## Task description
Copy out all lines carrying the word "Nehri".

## Records for processing
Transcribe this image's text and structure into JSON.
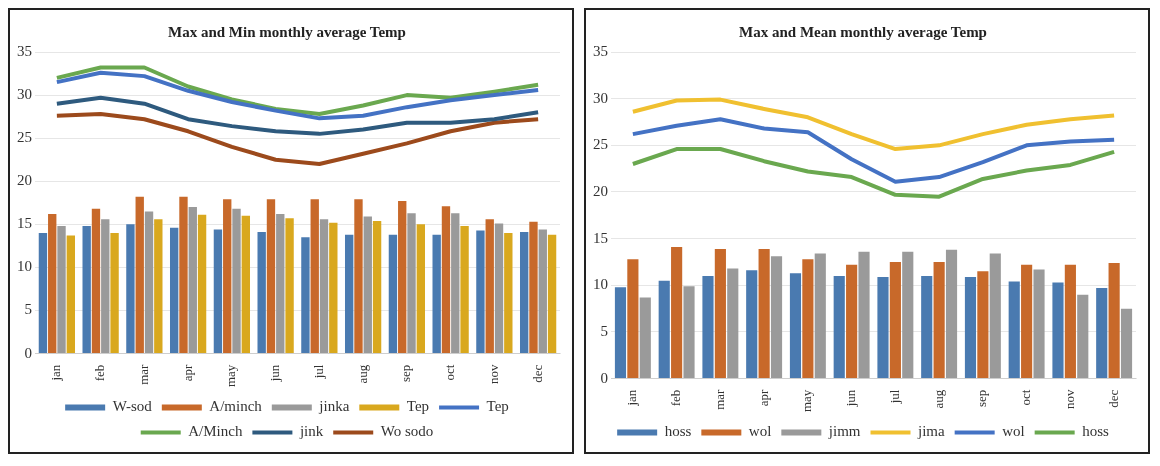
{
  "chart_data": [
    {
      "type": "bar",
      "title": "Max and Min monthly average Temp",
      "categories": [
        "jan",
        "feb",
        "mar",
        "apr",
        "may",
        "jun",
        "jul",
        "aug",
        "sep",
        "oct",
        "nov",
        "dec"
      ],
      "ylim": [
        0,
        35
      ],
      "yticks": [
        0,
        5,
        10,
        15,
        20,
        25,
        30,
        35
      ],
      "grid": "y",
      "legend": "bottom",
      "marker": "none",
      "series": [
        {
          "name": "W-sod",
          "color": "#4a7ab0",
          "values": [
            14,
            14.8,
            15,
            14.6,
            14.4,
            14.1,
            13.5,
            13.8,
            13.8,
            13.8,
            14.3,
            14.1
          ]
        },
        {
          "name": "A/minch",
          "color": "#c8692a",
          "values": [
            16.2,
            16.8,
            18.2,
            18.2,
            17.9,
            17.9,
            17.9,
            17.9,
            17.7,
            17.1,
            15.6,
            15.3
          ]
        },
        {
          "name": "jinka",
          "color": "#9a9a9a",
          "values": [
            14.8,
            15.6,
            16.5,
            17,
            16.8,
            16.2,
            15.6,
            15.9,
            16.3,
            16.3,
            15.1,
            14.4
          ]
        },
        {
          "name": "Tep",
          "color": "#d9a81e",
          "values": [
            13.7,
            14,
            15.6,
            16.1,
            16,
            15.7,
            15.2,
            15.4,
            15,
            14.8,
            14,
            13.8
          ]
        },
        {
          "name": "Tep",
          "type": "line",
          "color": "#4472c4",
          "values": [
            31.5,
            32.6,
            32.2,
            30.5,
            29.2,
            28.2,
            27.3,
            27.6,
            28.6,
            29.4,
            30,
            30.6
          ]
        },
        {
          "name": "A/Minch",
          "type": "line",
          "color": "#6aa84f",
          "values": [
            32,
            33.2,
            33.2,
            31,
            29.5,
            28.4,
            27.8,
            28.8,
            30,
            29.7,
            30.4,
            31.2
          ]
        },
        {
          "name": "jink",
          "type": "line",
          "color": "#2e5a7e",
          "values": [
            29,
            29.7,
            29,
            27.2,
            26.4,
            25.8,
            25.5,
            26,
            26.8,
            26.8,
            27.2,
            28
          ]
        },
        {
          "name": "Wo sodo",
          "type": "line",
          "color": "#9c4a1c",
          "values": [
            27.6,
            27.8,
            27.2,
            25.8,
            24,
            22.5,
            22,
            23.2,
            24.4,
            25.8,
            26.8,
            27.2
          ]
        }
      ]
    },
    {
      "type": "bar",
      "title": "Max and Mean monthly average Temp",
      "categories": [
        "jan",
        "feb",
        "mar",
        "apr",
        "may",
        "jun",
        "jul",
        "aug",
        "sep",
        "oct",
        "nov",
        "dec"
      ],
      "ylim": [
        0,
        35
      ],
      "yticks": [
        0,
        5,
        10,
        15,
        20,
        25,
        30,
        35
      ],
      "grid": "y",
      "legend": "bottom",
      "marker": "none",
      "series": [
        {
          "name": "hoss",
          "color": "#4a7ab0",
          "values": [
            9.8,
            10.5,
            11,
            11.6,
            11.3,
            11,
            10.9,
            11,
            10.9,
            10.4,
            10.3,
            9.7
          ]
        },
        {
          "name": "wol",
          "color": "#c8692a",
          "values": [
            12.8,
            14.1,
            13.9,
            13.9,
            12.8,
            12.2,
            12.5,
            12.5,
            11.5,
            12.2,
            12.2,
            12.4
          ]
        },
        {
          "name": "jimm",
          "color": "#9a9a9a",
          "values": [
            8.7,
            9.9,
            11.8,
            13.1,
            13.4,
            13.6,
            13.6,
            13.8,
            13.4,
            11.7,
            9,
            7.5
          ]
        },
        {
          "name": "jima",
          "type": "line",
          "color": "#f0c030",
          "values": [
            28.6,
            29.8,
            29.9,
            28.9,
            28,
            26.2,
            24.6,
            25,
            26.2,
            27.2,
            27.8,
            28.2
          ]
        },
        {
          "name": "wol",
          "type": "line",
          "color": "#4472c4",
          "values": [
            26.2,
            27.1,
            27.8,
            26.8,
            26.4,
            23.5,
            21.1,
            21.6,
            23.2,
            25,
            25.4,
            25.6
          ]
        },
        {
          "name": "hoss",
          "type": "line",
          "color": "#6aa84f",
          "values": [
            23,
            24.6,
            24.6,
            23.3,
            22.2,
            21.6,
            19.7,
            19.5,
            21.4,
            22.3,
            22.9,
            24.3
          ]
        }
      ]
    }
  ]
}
* * *
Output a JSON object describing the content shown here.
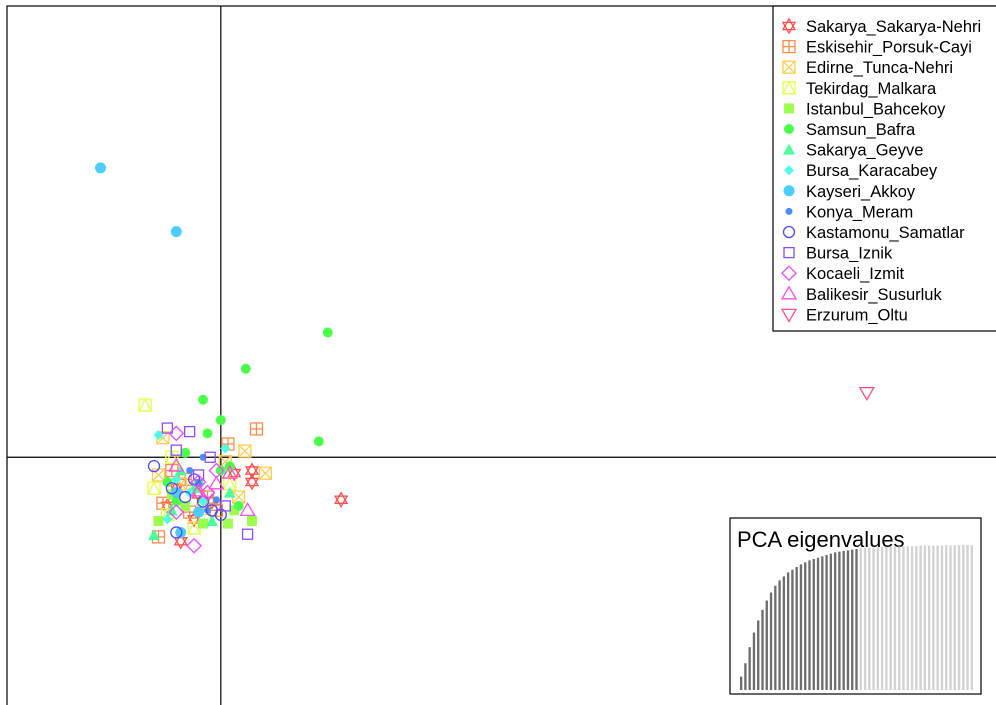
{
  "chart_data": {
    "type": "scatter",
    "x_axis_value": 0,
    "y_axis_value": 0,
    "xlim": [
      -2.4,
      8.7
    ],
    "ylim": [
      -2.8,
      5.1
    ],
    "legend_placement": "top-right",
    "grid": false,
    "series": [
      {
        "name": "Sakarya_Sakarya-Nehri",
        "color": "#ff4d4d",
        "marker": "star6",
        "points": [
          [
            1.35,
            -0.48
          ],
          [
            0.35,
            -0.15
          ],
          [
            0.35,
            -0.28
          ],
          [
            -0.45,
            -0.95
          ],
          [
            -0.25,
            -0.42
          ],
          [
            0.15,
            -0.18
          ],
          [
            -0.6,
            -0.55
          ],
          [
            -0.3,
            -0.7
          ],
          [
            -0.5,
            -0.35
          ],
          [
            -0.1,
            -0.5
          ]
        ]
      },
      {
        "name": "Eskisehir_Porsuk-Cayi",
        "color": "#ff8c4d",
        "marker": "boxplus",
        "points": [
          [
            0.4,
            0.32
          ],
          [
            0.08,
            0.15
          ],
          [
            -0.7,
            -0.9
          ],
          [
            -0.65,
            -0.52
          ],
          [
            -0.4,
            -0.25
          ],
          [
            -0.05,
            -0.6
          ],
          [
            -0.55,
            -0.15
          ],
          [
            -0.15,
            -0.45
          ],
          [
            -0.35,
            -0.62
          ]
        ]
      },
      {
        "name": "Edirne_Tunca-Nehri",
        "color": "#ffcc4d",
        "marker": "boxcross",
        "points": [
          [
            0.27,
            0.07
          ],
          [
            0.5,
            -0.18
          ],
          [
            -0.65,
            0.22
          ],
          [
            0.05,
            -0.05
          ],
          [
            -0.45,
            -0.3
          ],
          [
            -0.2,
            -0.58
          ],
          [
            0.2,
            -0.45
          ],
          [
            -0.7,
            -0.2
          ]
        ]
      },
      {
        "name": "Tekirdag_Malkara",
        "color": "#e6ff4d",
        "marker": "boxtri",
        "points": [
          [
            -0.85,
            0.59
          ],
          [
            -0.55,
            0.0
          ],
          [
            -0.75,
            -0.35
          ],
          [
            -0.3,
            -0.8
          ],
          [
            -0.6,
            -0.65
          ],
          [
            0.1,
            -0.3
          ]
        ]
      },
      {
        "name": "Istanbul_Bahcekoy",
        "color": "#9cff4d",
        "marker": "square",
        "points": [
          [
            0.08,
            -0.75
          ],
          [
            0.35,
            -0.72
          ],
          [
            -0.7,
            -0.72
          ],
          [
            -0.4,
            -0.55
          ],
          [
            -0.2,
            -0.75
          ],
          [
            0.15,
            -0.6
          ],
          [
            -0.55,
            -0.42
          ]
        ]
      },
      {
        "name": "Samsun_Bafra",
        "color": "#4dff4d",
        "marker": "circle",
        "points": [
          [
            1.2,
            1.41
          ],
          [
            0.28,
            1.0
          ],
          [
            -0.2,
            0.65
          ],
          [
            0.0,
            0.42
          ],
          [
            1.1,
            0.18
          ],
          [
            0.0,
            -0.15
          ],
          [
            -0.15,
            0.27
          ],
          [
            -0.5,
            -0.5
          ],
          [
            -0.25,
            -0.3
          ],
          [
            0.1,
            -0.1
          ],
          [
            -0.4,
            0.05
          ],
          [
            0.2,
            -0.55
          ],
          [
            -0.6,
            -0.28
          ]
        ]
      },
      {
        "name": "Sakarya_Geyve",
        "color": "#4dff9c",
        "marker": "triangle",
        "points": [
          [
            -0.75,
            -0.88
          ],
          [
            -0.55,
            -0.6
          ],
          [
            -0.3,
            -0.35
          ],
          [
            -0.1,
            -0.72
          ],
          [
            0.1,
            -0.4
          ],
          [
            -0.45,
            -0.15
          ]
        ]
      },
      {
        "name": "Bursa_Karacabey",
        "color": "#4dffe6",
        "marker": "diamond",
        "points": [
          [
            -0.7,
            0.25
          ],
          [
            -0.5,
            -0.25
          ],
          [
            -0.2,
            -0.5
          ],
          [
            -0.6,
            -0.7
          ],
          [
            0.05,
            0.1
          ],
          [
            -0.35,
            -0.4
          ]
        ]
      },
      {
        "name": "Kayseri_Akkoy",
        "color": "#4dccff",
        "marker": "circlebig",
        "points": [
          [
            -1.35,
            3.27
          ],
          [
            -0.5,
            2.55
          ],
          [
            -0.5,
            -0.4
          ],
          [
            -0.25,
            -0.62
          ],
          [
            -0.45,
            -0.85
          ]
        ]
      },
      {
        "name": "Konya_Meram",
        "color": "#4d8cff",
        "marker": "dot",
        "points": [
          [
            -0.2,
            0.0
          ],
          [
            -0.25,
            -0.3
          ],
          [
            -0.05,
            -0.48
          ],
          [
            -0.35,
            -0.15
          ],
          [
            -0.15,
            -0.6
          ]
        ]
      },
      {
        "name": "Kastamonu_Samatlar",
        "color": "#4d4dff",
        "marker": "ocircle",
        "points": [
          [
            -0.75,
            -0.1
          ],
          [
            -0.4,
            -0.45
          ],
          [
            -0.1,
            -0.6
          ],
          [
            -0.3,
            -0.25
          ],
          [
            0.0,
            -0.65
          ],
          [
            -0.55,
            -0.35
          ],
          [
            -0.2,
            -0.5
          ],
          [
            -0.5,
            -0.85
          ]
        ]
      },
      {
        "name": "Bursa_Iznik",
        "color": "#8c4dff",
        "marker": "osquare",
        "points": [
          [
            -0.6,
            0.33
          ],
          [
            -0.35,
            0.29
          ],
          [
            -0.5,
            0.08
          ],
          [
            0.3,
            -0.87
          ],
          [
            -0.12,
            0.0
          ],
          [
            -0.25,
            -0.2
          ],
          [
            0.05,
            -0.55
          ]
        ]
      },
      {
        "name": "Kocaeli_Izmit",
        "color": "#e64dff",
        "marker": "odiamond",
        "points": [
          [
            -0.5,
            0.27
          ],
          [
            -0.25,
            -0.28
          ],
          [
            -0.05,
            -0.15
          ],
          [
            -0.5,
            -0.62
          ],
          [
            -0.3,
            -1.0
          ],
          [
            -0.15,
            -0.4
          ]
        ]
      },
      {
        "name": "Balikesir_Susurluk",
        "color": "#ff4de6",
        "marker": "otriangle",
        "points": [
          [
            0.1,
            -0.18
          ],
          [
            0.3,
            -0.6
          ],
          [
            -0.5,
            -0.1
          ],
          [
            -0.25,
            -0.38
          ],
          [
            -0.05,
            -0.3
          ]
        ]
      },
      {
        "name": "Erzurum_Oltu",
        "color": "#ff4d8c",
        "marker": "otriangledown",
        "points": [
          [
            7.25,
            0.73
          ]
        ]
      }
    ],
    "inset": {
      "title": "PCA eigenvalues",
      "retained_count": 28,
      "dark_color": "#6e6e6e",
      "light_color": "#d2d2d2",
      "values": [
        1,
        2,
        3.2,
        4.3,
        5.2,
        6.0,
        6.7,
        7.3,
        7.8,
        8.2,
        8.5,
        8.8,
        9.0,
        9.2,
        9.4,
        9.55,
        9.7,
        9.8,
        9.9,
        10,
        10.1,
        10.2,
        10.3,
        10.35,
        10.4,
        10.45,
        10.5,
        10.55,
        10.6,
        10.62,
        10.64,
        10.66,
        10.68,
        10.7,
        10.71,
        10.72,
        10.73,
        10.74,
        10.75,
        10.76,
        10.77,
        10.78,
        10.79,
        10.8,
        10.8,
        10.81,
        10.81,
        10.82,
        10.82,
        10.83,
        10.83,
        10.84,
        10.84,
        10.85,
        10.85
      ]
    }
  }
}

## Full output
        "name": "Sakarya_Sakarya-Nehri",
        "name": "Edirne_Tunca-Nehri",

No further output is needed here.